◆ **Exercise**: Leaving out the pictures, please retype each record exactly.

◆ **Material supplied**:
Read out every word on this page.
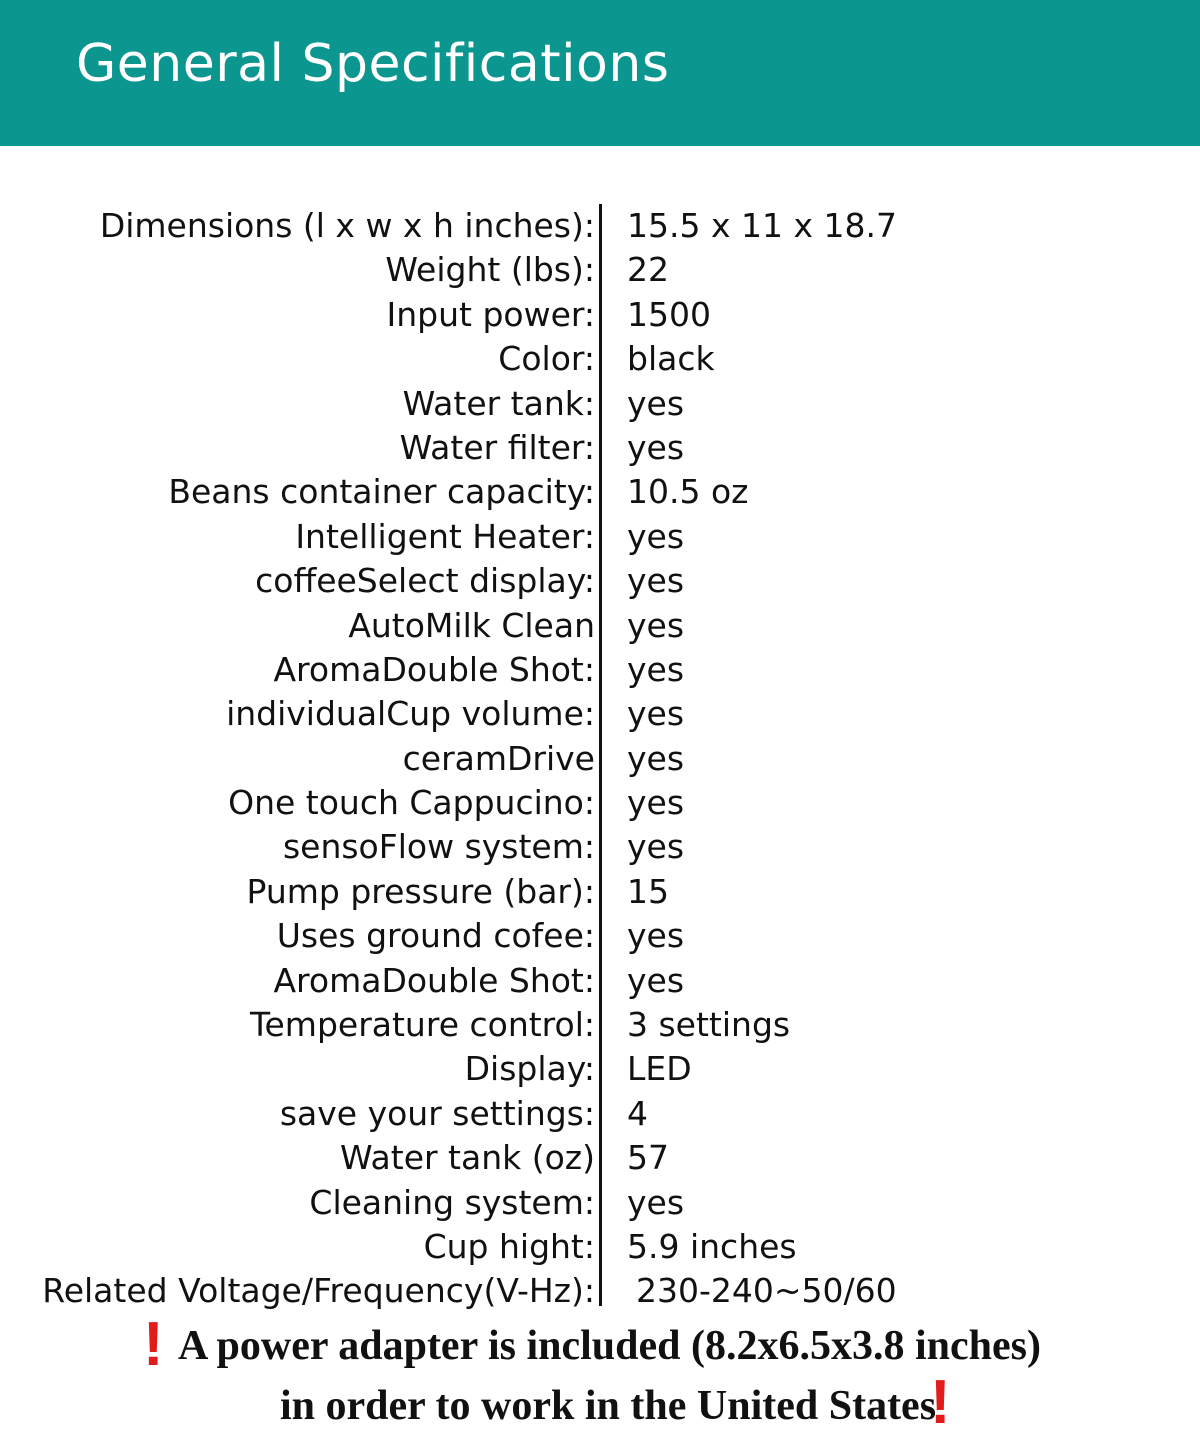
General Specifications
Dimensions (l x w x h inches): 15.5 x 11 x 18.7
Weight (lbs): 22
Input power: 1500
Color: black
Water tank: yes
Water filter: yes
Beans container capacity: 10.5 oz
Intelligent Heater: yes
coffeeSelect display: yes
AutoMilk Clean yes
AromaDouble Shot: yes
individualCup volume: yes
ceramDrive yes
One touch Cappucino: yes
sensoFlow system: yes
Pump pressure (bar): 15
Uses ground cofee: yes
AromaDouble Shot: yes
Temperature control: 3 settings
Display: LED
save your settings: 4
Water tank (oz) 57
Cleaning system: yes
Cup hight: 5.9 inches
Related Voltage/Frequency(V-Hz): 230-240~50/60
! A power adapter is included (8.2x6.5x3.8 inches)
in order to work in the United States
!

◆ **Worked solution**:
Read out every word on this page.
General Specifications
Dimensions (l x w x h inches): 15.5 x 11 x 18.7
Weight (lbs): 22
Input power: 1500
Color: black
Water tank: yes
Water filter: yes
Beans container capacity: 10.5 oz
Intelligent Heater: yes
coffeeSelect display: yes
AutoMilk Clean yes
AromaDouble Shot: yes
individualCup volume: yes
ceramDrive yes
One touch Cappucino: yes
sensoFlow system: yes
Pump pressure (bar): 15
Uses ground cofee: yes
AromaDouble Shot: yes
Temperature control: 3 settings
Display: LED
save your settings: 4
Water tank (oz) 57
Cleaning system: yes
Cup hight: 5.9 inches
Related Voltage/Frequency(V-Hz): 230-240~50/60
! A power adapter is included (8.2x6.5x3.8 inches)
in order to work in the United States
!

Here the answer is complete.